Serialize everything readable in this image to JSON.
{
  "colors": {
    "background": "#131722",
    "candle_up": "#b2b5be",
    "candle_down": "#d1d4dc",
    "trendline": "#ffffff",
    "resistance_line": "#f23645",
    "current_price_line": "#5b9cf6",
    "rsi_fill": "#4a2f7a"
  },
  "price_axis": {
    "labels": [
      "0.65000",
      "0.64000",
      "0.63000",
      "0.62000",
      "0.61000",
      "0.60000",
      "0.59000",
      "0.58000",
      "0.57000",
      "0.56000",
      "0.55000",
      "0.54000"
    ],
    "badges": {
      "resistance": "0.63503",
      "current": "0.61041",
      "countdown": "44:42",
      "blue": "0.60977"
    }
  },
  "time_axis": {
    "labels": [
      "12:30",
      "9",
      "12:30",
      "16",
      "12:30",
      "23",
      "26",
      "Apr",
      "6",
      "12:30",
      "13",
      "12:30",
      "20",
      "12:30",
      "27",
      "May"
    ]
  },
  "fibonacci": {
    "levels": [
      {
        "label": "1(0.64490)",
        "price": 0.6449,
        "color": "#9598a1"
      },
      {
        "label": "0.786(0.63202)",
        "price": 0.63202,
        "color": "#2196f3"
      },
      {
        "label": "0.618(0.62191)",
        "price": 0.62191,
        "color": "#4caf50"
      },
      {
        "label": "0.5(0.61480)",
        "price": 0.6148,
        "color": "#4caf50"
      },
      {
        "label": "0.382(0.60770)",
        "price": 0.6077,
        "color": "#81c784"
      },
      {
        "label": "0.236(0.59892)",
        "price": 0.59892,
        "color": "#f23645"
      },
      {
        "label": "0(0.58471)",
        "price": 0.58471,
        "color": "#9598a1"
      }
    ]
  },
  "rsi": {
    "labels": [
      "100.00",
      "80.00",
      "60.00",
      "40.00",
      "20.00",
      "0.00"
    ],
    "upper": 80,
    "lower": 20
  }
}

━━━━━━━━━━━━━━━━━━━━

**To be done**
Make an exact copy of the listing, including every line.

**Finished exercise**
Serialize everything readable in this image to JSON.
{
  "colors": {
    "background": "#131722",
    "candle_up": "#b2b5be",
    "candle_down": "#d1d4dc",
    "trendline": "#ffffff",
    "resistance_line": "#f23645",
    "current_price_line": "#5b9cf6",
    "rsi_fill": "#4a2f7a"
  },
  "price_axis": {
    "labels": [
      "0.65000",
      "0.64000",
      "0.63000",
      "0.62000",
      "0.61000",
      "0.60000",
      "0.59000",
      "0.58000",
      "0.57000",
      "0.56000",
      "0.55000",
      "0.54000"
    ],
    "badges": {
      "resistance": "0.63503",
      "current": "0.61041",
      "countdown": "44:42",
      "blue": "0.60977"
    }
  },
  "time_axis": {
    "labels": [
      "12:30",
      "9",
      "12:30",
      "16",
      "12:30",
      "23",
      "26",
      "Apr",
      "6",
      "12:30",
      "13",
      "12:30",
      "20",
      "12:30",
      "27",
      "May"
    ]
  },
  "fibonacci": {
    "levels": [
      {
        "label": "1(0.64490)",
        "price": 0.6449,
        "color": "#9598a1"
      },
      {
        "label": "0.786(0.63202)",
        "price": 0.63202,
        "color": "#2196f3"
      },
      {
        "label": "0.618(0.62191)",
        "price": 0.62191,
        "color": "#4caf50"
      },
      {
        "label": "0.5(0.61480)",
        "price": 0.6148,
        "color": "#4caf50"
      },
      {
        "label": "0.382(0.60770)",
        "price": 0.6077,
        "color": "#81c784"
      },
      {
        "label": "0.236(0.59892)",
        "price": 0.59892,
        "color": "#f23645"
      },
      {
        "label": "0(0.58471)",
        "price": 0.58471,
        "color": "#9598a1"
      }
    ]
  },
  "rsi": {
    "labels": [
      "100.00",
      "80.00",
      "60.00",
      "40.00",
      "20.00",
      "0.00"
    ],
    "upper": 80,
    "lower": 20
  }
}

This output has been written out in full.